══ RECORDED DATA

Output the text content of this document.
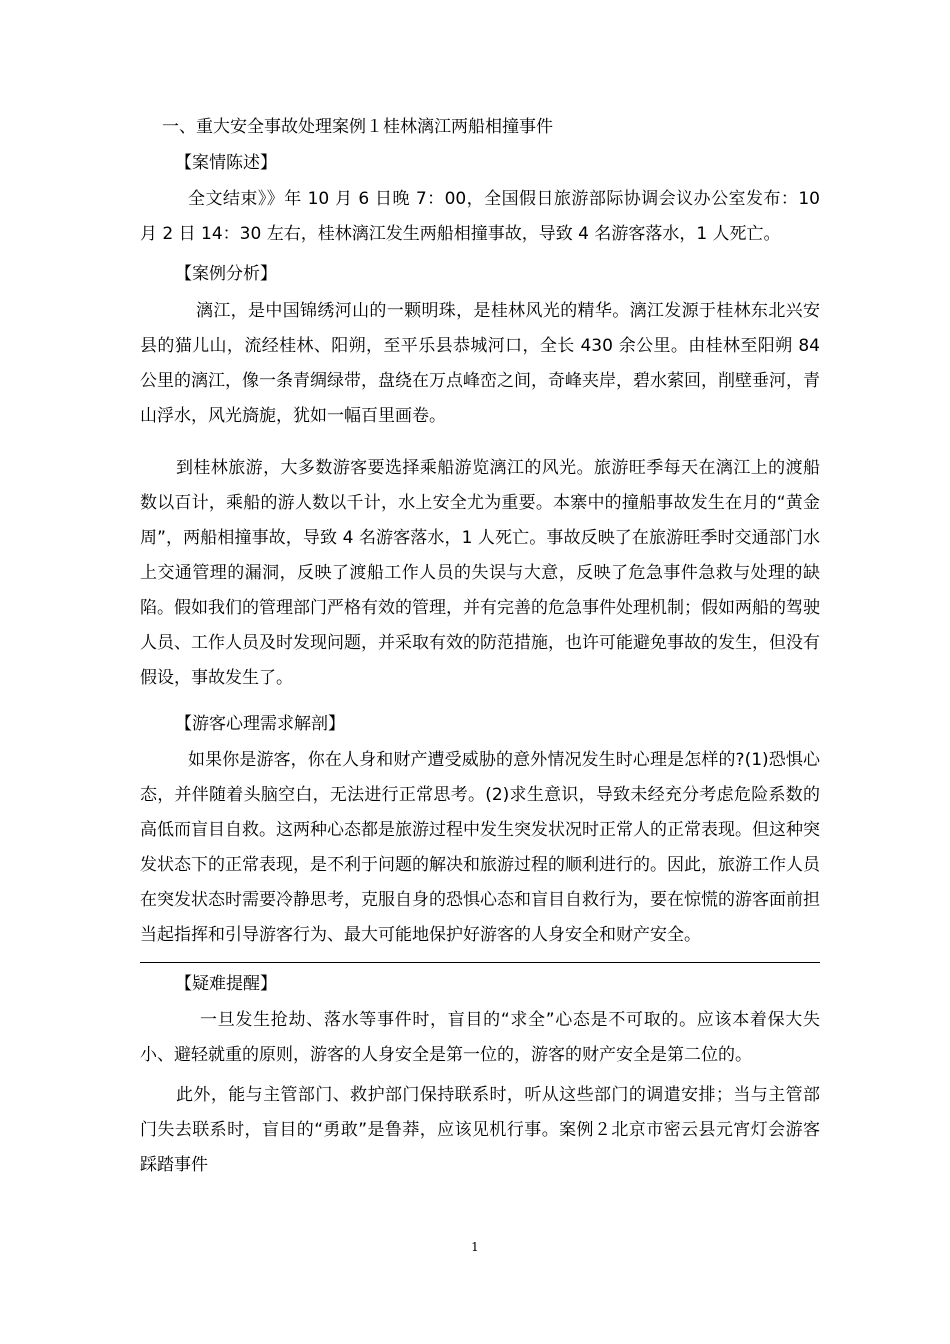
一、重大安全事故处理案例１桂林漓江两船相撞事件

【案情陈述】

全文结束》》年 10 月 6 日晚 7：00，全国假日旅游部际协调会议办公室发布：10 月 2 日 14：30 左右，桂林漓江发生两船相撞事故，导致 4 名游客落水，1 人死亡。

【案例分析】

漓江，是中国锦绣河山的一颗明珠，是桂林风光的精华。漓江发源于桂林东北兴安县的猫儿山，流经桂林、阳朔，至平乐县恭城河口，全长 430 余公里。由桂林至阳朔 84 公里的漓江，像一条青绸绿带，盘绕在万点峰峦之间，奇峰夹岸，碧水萦回，削壁垂河，青山浮水，风光旖旎，犹如一幅百里画卷。

到桂林旅游，大多数游客要选择乘船游览漓江的风光。旅游旺季每天在漓江上的渡船数以百计，乘船的游人数以千计，水上安全尤为重要。本寨中的撞船事故发生在月的“黄金周”，两船相撞事故，导致 4 名游客落水，1 人死亡。事故反映了在旅游旺季时交通部门水上交通管理的漏洞，反映了渡船工作人员的失误与大意，反映了危急事件急救与处理的缺陷。假如我们的管理部门严格有效的管理，并有完善的危急事件处理机制；假如两船的驾驶人员、工作人员及时发现问题，并采取有效的防范措施，也许可能避免事故的发生，但没有假设，事故发生了。

【游客心理需求解剖】

如果你是游客，你在人身和财产遭受威胁的意外情况发生时心理是怎样的?(1)恐惧心态，并伴随着头脑空白，无法进行正常思考。(2)求生意识，导致未经充分考虑危险系数的高低而盲目自救。这两种心态都是旅游过程中发生突发状况时正常人的正常表现。但这种突发状态下的正常表现，是不利于问题的解决和旅游过程的顺利进行的。因此，旅游工作人员在突发状态时需要冷静思考，克服自身的恐惧心态和盲目自救行为，要在惊慌的游客面前担当起指挥和引导游客行为、最大可能地保护好游客的人身安全和财产安全。

【疑难提醒】

一旦发生抢劫、落水等事件时，盲目的“求全”心态是不可取的。应该本着保大失小、避轻就重的原则，游客的人身安全是第一位的，游客的财产安全是第二位的。

此外，能与主管部门、救护部门保持联系时，听从这些部门的调遣安排；当与主管部门失去联系时，盲目的“勇敢”是鲁莽，应该见机行事。案例２北京市密云县元宵灯会游客踩踏事件

1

════

Pick out lines containing the word "名游客落水", each one as written.

全文结束》》年 10 月 6 日晚 7：00，全国假日旅游部际协调会议办公室发布：10 月 2 日 14：30 左右，桂林漓江发生两船相撞事故，导致 4 名游客落水，1 人死亡。
到桂林旅游，大多数游客要选择乘船游览漓江的风光。旅游旺季每天在漓江上的渡船数以百计，乘船的游人数以千计，水上安全尤为重要。本寨中的撞船事故发生在月的“黄金周”，两船相撞事故，导致 4 名游客落水，1 人死亡。事故反映了在旅游旺季时交通部门水上交通管理的漏洞，反映了渡船工作人员的失误与大意，反映了危急事件急救与处理的缺陷。假如我们的管理部门严格有效的管理，并有完善的危急事件处理机制；假如两船的驾驶人员、工作人员及时发现问题，并采取有效的防范措施，也许可能避免事故的发生，但没有假设，事故发生了。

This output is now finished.